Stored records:
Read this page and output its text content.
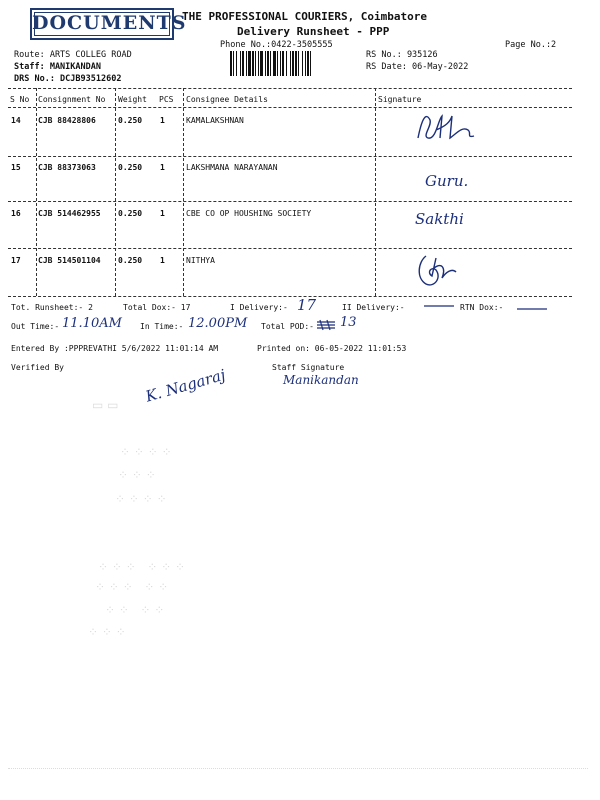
DOCUMENTS
THE PROFESSIONAL COURIERS, Coimbatore
Delivery Runsheet - PPP
Phone No.:0422-3505555	Page No.:2
Route: ARTS COLLEG ROAD
Staff: MANIKANDAN
DRS No.: DCJB93512602
RS No.: 935126
RS Date: 06-May-2022
S No Consignment No Weight PCS Consignee Details	Signature
14 CJB 88428806	0.250 1	KAMALAKSHNAN
15 CJB 88373063	0.250 1	LAKSHMANA NARAYANAN
Guru.
16 CJB 514462955 0.250 1	CBE CO OP HOUSHING SOCIETY	Sakthi
17 CJB 514501104 0.250 1	NITHYA
Tot. Runsheet:- 2	Total Dox:- 17	I Delivery:- 17	II Delivery:-	RTN Dox:-
Out Time:- 11.10AM In Time:- 12.00PM Total POD:- 13
Entered By :PPPREVATHI 5/6/2022 11:01:14 AM	Printed on: 06-05-2022 11:01:53
Verified By	Staff Signature
Manikandan
K. Nagaraj
▭ ▭
⁘ ⁘ ⁘ ⁘
⁘ ⁘ ⁘
⁘ ⁘ ⁘ ⁘
⁘ ⁘ ⁘   ⁘ ⁘ ⁘
⁘ ⁘ ⁘   ⁘ ⁘
⁘ ⁘   ⁘ ⁘
⁘ ⁘ ⁘
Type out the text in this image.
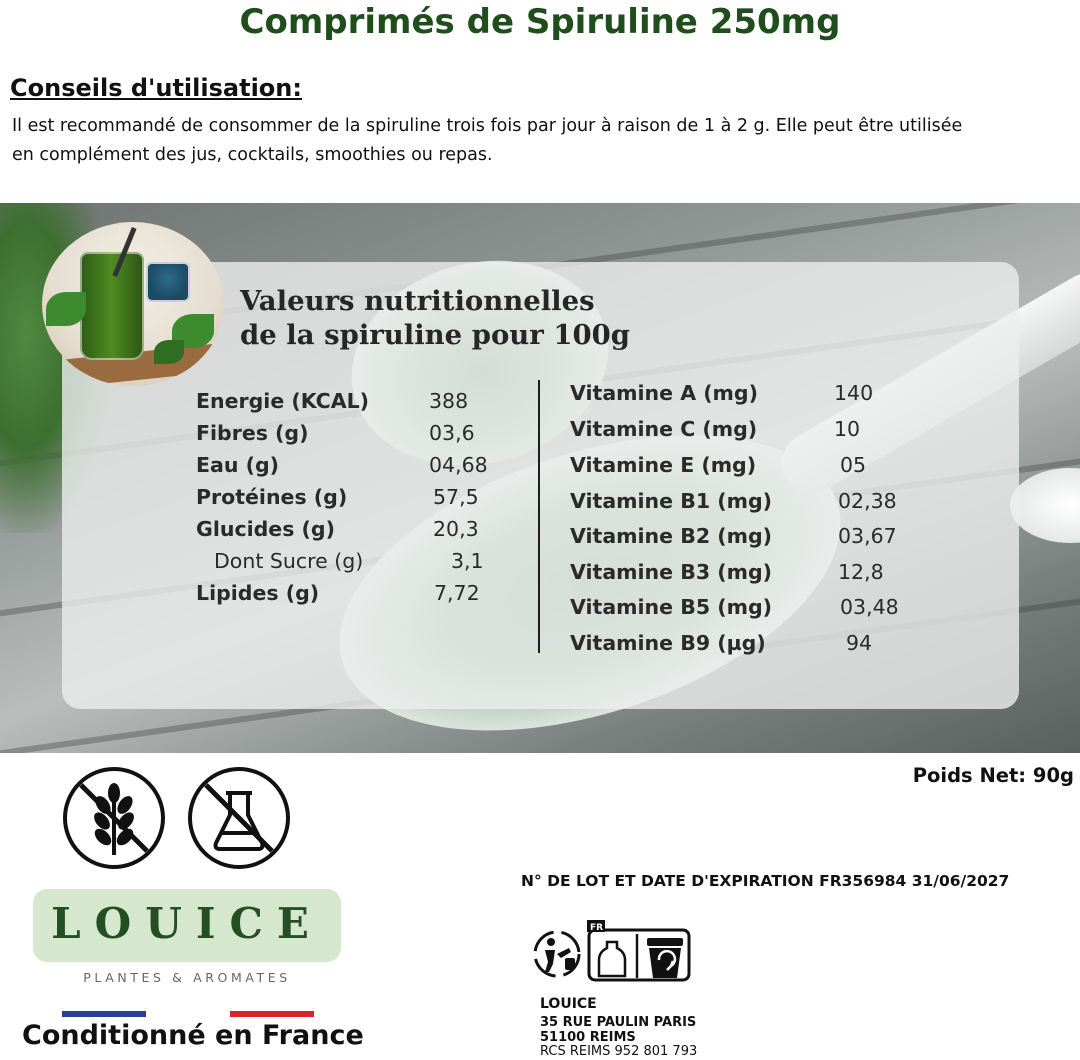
Comprimés de Spiruline 250mg
Conseils d'utilisation:
Il est recommandé de consommer de la spiruline trois fois par jour à raison de 1 à 2 g. Elle peut être utilisée
en complément des jus, cocktails, smoothies ou repas.
Valeurs nutritionnelles
de la spiruline pour 100g
Energie (KCAL)	388
Fibres (g)	03,6
Eau (g)	04,68
Protéines (g)	57,5
Glucides (g)	20,3
Dont Sucre (g)	3,1
Lipides (g)	7,72
Vitamine A (mg)	140
Vitamine C (mg)	10
Vitamine E (mg)	05
Vitamine B1 (mg)	02,38
Vitamine B2 (mg)	03,67
Vitamine B3 (mg)	12,8
Vitamine B5 (mg)	03,48
Vitamine B9 (µg)	94
Poids Net: 90g
LOUICE
PLANTES & AROMATES
Conditionné en France
N° DE LOT ET DATE D'EXPIRATION FR356984 31/06/2027
FR
LOUICE
35 RUE PAULIN PARIS
51100 REIMS
RCS REIMS 952 801 793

• DIRECTION
Count the lines in the records above that hold the word "this", and give only that number.

• ANSWER BELOW
2